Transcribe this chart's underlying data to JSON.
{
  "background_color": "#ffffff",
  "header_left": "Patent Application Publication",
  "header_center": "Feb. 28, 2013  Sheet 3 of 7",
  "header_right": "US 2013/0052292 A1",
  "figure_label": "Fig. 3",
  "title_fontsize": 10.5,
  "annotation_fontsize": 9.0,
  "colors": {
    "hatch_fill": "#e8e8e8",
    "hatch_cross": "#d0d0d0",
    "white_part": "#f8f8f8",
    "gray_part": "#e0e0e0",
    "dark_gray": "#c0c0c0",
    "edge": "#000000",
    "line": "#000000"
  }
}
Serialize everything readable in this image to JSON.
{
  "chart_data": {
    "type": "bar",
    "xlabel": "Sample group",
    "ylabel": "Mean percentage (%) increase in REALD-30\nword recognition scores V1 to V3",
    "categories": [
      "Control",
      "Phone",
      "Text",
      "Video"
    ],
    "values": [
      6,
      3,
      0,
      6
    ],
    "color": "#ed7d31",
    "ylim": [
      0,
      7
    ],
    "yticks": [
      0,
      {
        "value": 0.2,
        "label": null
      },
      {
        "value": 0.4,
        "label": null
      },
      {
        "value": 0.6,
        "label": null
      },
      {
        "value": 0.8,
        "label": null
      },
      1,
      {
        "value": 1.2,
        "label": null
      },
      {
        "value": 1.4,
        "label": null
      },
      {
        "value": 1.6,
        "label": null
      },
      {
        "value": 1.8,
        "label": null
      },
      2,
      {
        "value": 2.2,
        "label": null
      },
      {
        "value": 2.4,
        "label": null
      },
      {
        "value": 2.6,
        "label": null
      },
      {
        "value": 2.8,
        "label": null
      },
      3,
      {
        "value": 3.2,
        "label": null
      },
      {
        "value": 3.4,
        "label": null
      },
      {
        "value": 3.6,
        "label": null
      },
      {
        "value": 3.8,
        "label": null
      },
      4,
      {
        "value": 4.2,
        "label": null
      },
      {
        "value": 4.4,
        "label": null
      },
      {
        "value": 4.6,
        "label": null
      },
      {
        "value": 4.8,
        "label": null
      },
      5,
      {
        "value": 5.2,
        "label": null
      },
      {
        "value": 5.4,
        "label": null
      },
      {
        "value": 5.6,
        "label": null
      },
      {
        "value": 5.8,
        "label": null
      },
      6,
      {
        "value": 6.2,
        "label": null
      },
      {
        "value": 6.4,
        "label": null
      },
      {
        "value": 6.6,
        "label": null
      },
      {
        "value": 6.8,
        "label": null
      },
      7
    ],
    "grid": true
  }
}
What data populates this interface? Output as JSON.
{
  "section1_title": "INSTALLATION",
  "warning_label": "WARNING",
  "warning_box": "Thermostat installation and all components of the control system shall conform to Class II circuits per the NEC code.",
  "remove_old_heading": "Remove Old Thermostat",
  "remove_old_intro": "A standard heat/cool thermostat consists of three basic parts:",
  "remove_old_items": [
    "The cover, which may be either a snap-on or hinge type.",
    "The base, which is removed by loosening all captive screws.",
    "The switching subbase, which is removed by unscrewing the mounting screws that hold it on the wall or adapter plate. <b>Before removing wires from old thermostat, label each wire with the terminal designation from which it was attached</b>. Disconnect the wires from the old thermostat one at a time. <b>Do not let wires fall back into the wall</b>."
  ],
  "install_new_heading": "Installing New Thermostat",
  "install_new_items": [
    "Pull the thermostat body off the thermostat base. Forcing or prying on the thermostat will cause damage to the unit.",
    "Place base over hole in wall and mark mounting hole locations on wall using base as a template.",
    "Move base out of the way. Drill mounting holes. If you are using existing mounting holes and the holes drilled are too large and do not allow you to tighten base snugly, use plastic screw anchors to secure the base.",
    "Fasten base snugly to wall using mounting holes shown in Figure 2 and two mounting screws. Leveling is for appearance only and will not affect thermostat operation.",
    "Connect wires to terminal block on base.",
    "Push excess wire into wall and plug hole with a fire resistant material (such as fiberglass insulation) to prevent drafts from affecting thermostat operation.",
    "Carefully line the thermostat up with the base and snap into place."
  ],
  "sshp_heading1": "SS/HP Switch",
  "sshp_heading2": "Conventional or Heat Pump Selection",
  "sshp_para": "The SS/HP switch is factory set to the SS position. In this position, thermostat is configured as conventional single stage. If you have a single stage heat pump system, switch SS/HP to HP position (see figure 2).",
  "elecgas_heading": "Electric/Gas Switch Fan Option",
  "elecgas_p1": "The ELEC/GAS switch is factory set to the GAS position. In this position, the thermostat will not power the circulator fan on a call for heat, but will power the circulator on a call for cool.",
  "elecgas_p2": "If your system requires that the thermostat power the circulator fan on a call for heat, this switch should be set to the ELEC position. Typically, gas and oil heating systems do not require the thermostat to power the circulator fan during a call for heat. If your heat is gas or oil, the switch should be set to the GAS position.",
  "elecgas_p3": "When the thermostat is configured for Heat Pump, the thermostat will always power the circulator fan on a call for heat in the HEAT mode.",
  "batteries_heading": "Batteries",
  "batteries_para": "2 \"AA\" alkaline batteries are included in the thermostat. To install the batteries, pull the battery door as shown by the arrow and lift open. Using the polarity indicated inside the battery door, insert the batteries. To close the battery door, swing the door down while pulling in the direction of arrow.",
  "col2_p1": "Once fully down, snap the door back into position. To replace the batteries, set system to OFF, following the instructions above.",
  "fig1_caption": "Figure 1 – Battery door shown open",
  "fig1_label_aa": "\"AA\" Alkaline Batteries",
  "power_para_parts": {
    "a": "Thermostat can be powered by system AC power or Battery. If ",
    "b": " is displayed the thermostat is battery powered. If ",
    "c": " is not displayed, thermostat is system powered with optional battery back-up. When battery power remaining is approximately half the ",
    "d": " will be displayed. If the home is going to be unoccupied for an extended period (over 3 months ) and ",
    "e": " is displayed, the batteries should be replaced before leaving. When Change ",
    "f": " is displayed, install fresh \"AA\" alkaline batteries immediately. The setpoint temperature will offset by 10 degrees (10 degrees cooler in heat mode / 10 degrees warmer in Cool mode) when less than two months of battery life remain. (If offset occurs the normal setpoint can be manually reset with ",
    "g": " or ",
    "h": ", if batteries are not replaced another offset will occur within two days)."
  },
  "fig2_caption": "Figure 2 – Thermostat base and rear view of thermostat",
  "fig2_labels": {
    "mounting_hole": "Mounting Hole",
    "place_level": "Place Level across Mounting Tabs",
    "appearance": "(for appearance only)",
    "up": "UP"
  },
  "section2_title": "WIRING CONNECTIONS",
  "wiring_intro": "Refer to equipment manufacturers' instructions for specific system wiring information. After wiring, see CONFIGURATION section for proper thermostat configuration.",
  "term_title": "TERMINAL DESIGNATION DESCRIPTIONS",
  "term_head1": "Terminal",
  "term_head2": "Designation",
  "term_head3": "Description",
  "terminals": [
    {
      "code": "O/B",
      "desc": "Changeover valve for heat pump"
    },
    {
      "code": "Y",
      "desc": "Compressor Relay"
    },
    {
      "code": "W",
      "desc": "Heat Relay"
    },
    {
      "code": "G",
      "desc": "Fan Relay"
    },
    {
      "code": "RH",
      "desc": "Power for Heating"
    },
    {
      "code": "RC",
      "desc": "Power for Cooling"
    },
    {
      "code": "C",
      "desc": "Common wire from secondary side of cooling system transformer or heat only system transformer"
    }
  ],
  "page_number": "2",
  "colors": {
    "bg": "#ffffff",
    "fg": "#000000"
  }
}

..............................

#### [WHAT THE TASK ASKS]
Go through the material and copy out every line with "only" in it.

#### [CORRECT OUTPUT]
    "Fasten base snugly to wall using mounting holes shown in Figure 2 and two mounting screws. Leveling is for appearance only and will not affect thermostat operation.",
    "appearance": "(for appearance only)",
      "desc": "Common wire from secondary side of cooling system transformer or heat only system transformer"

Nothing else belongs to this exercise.